[What is asked]
Your task is to repeat the entries underneath exactly, minus the pictures.

[Records for the exercise]
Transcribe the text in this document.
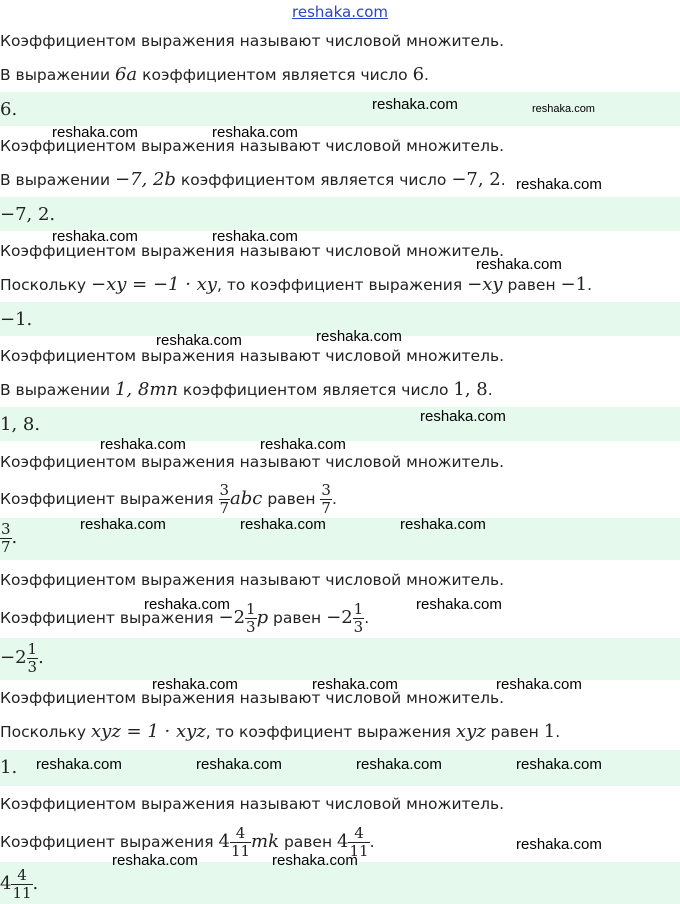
reshaka.com
Коэффициентом выражения называют числовой множитель.
В выражении 6a коэффициентом является число 6.
6.
Коэффициентом выражения называют числовой множитель.
В выражении −7, 2b коэффициентом является число −7, 2.
−7, 2.
Коэффициентом выражения называют числовой множитель.
Поскольку −xy = −1 · xy, то коэффициент выражения −xy равен −1.
−1.
Коэффициентом выражения называют числовой множитель.
В выражении 1, 8mn коэффициентом является число 1, 8.
1, 8.
Коэффициентом выражения называют числовой множитель.
Коэффициент выражения $\frac{3}{7}$ abc равен $\frac{3}{7}$ .
$\frac{3}{7}$ .
Коэффициентом выражения называют числовой множитель.
Коэффициент выражения $-2 \frac{1}{3}$ p равен $-2 \frac{1}{3}$ .
$-2 \frac{1}{3}$ .
Коэффициентом выражения называют числовой множитель.
Поскольку xyz = 1 · xyz, то коэффициент выражения xyz равен 1.
1.
Коэффициентом выражения называют числовой множитель.
Коэффициент выражения $4 \frac{4}{11}$ mk равен $4 \frac{4}{11}$ .
$4 \frac{4}{11}$ .
reshaka.com	reshaka.com
reshaka.com	reshaka.com
reshaka.com
reshaka.com	reshaka.com
reshaka.com
reshaka.com	reshaka.com
reshaka.com
reshaka.com	reshaka.com
reshaka.com	reshaka.com	reshaka.com
reshaka.com	reshaka.com
reshaka.com	reshaka.com	reshaka.com
reshaka.com	reshaka.com	reshaka.com	reshaka.com
reshaka.com
reshaka.com	reshaka.com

[Exercise output]
Transcribe the text in this document.
reshaka.com
Коэффициентом выражения называют числовой множитель.
В выражении 6a коэффициентом является число 6.
6.
Коэффициентом выражения называют числовой множитель.
В выражении −7, 2b коэффициентом является число −7, 2.
−7, 2.
Коэффициентом выражения называют числовой множитель.
Поскольку −xy = −1 · xy, то коэффициент выражения −xy равен −1.
−1.
Коэффициентом выражения называют числовой множитель.
В выражении 1, 8mn коэффициентом является число 1, 8.
1, 8.
Коэффициентом выражения называют числовой множитель.
Коэффициент выражения $\frac{3}{7}$ abc равен $\frac{3}{7}$ .
$\frac{3}{7}$ .
Коэффициентом выражения называют числовой множитель.
Коэффициент выражения $-2 \frac{1}{3}$ p равен $-2 \frac{1}{3}$ .
$-2 \frac{1}{3}$ .
Коэффициентом выражения называют числовой множитель.
Поскольку xyz = 1 · xyz, то коэффициент выражения xyz равен 1.
1.
Коэффициентом выражения называют числовой множитель.
Коэффициент выражения $4 \frac{4}{11}$ mk равен $4 \frac{4}{11}$ .
$4 \frac{4}{11}$ .
reshaka.com	reshaka.com
reshaka.com	reshaka.com
reshaka.com
reshaka.com	reshaka.com
reshaka.com
reshaka.com	reshaka.com
reshaka.com
reshaka.com	reshaka.com
reshaka.com	reshaka.com	reshaka.com
reshaka.com	reshaka.com
reshaka.com	reshaka.com	reshaka.com
reshaka.com	reshaka.com	reshaka.com	reshaka.com
reshaka.com
reshaka.com	reshaka.com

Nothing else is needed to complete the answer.